— start Provided records —

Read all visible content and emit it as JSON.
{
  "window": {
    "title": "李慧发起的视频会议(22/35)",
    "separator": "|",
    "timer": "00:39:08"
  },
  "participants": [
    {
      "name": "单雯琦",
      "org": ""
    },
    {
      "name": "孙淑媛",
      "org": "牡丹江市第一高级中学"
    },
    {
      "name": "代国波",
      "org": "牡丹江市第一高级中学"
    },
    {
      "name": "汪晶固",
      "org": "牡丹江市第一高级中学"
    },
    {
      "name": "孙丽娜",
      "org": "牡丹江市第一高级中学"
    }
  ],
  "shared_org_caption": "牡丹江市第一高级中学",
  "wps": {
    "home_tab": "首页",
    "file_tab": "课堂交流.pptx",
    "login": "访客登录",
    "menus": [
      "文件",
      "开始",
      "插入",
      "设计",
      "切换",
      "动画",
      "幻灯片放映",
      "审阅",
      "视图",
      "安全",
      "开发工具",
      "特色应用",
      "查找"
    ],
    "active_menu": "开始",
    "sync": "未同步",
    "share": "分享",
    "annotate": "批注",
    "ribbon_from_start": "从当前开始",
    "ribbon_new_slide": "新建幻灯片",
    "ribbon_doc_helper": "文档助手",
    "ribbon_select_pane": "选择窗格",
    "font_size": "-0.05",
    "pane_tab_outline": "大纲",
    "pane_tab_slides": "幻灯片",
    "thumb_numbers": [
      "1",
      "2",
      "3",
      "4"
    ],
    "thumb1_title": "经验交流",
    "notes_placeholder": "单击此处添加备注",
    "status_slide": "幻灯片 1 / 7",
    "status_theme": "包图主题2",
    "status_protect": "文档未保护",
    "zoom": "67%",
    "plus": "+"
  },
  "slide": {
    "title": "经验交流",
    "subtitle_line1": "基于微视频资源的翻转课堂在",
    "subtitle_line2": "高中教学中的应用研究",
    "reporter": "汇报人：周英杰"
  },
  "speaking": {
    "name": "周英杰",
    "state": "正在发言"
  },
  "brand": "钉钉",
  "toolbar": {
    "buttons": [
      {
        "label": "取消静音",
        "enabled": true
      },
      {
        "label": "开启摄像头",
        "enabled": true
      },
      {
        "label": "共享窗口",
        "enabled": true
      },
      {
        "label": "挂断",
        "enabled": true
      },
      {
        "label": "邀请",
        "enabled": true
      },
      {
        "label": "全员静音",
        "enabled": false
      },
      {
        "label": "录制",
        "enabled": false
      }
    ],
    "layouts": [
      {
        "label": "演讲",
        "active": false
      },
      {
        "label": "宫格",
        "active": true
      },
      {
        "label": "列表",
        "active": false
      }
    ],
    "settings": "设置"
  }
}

— end Provided records —

## Your objective:
Extract the complete listing verbatim.

## Solution:
Read all visible content and emit it as JSON.
{
  "window": {
    "title": "李慧发起的视频会议(22/35)",
    "separator": "|",
    "timer": "00:39:08"
  },
  "participants": [
    {
      "name": "单雯琦",
      "org": ""
    },
    {
      "name": "孙淑媛",
      "org": "牡丹江市第一高级中学"
    },
    {
      "name": "代国波",
      "org": "牡丹江市第一高级中学"
    },
    {
      "name": "汪晶固",
      "org": "牡丹江市第一高级中学"
    },
    {
      "name": "孙丽娜",
      "org": "牡丹江市第一高级中学"
    }
  ],
  "shared_org_caption": "牡丹江市第一高级中学",
  "wps": {
    "home_tab": "首页",
    "file_tab": "课堂交流.pptx",
    "login": "访客登录",
    "menus": [
      "文件",
      "开始",
      "插入",
      "设计",
      "切换",
      "动画",
      "幻灯片放映",
      "审阅",
      "视图",
      "安全",
      "开发工具",
      "特色应用",
      "查找"
    ],
    "active_menu": "开始",
    "sync": "未同步",
    "share": "分享",
    "annotate": "批注",
    "ribbon_from_start": "从当前开始",
    "ribbon_new_slide": "新建幻灯片",
    "ribbon_doc_helper": "文档助手",
    "ribbon_select_pane": "选择窗格",
    "font_size": "-0.05",
    "pane_tab_outline": "大纲",
    "pane_tab_slides": "幻灯片",
    "thumb_numbers": [
      "1",
      "2",
      "3",
      "4"
    ],
    "thumb1_title": "经验交流",
    "notes_placeholder": "单击此处添加备注",
    "status_slide": "幻灯片 1 / 7",
    "status_theme": "包图主题2",
    "status_protect": "文档未保护",
    "zoom": "67%",
    "plus": "+"
  },
  "slide": {
    "title": "经验交流",
    "subtitle_line1": "基于微视频资源的翻转课堂在",
    "subtitle_line2": "高中教学中的应用研究",
    "reporter": "汇报人：周英杰"
  },
  "speaking": {
    "name": "周英杰",
    "state": "正在发言"
  },
  "brand": "钉钉",
  "toolbar": {
    "buttons": [
      {
        "label": "取消静音",
        "enabled": true
      },
      {
        "label": "开启摄像头",
        "enabled": true
      },
      {
        "label": "共享窗口",
        "enabled": true
      },
      {
        "label": "挂断",
        "enabled": true
      },
      {
        "label": "邀请",
        "enabled": true
      },
      {
        "label": "全员静音",
        "enabled": false
      },
      {
        "label": "录制",
        "enabled": false
      }
    ],
    "layouts": [
      {
        "label": "演讲",
        "active": false
      },
      {
        "label": "宫格",
        "active": true
      },
      {
        "label": "列表",
        "active": false
      }
    ],
    "settings": "设置"
  }
}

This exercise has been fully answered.